══ Provided entries
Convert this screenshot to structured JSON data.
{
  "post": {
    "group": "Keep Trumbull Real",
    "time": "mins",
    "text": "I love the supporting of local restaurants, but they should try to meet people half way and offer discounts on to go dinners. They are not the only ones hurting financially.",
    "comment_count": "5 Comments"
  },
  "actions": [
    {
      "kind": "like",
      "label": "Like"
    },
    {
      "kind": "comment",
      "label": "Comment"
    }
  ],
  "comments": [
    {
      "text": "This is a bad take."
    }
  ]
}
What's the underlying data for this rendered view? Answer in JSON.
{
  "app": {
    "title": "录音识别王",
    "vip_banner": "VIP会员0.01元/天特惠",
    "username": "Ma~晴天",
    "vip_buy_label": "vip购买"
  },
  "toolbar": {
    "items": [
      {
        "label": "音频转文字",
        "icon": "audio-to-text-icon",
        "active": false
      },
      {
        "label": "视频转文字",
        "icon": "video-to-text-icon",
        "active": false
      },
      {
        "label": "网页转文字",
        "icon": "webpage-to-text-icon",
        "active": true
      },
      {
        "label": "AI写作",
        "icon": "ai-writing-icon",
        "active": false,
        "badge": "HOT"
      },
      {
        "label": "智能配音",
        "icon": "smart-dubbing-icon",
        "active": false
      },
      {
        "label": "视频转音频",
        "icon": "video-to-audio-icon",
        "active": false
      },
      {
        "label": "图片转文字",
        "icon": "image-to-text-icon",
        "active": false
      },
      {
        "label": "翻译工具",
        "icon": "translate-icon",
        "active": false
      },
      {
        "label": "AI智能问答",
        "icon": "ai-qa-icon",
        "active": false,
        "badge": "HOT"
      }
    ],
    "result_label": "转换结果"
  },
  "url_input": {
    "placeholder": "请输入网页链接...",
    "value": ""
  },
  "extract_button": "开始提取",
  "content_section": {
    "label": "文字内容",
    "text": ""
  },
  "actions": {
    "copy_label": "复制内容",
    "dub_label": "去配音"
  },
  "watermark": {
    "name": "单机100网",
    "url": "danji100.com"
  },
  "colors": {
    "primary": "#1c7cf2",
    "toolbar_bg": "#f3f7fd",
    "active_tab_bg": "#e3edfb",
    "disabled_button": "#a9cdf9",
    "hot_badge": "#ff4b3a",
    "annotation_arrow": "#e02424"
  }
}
════
_Prompt_:
From the records above, extract every entry exactly as given.

_Problem solution_:
Convert this screenshot to structured JSON data.
{
  "post": {
    "group": "Keep Trumbull Real",
    "time": "mins",
    "text": "I love the supporting of local restaurants, but they should try to meet people half way and offer discounts on to go dinners. They are not the only ones hurting financially.",
    "comment_count": "5 Comments"
  },
  "actions": [
    {
      "kind": "like",
      "label": "Like"
    },
    {
      "kind": "comment",
      "label": "Comment"
    }
  ],
  "comments": [
    {
      "text": "This is a bad take."
    }
  ]
}
What's the underlying data for this rendered view? Answer in JSON.
{
  "app": {
    "title": "录音识别王",
    "vip_banner": "VIP会员0.01元/天特惠",
    "username": "Ma~晴天",
    "vip_buy_label": "vip购买"
  },
  "toolbar": {
    "items": [
      {
        "label": "音频转文字",
        "icon": "audio-to-text-icon",
        "active": false
      },
      {
        "label": "视频转文字",
        "icon": "video-to-text-icon",
        "active": false
      },
      {
        "label": "网页转文字",
        "icon": "webpage-to-text-icon",
        "active": true
      },
      {
        "label": "AI写作",
        "icon": "ai-writing-icon",
        "active": false,
        "badge": "HOT"
      },
      {
        "label": "智能配音",
        "icon": "smart-dubbing-icon",
        "active": false
      },
      {
        "label": "视频转音频",
        "icon": "video-to-audio-icon",
        "active": false
      },
      {
        "label": "图片转文字",
        "icon": "image-to-text-icon",
        "active": false
      },
      {
        "label": "翻译工具",
        "icon": "translate-icon",
        "active": false
      },
      {
        "label": "AI智能问答",
        "icon": "ai-qa-icon",
        "active": false,
        "badge": "HOT"
      }
    ],
    "result_label": "转换结果"
  },
  "url_input": {
    "placeholder": "请输入网页链接...",
    "value": ""
  },
  "extract_button": "开始提取",
  "content_section": {
    "label": "文字内容",
    "text": ""
  },
  "actions": {
    "copy_label": "复制内容",
    "dub_label": "去配音"
  },
  "watermark": {
    "name": "单机100网",
    "url": "danji100.com"
  },
  "colors": {
    "primary": "#1c7cf2",
    "toolbar_bg": "#f3f7fd",
    "active_tab_bg": "#e3edfb",
    "disabled_button": "#a9cdf9",
    "hot_badge": "#ff4b3a",
    "annotation_arrow": "#e02424"
  }
}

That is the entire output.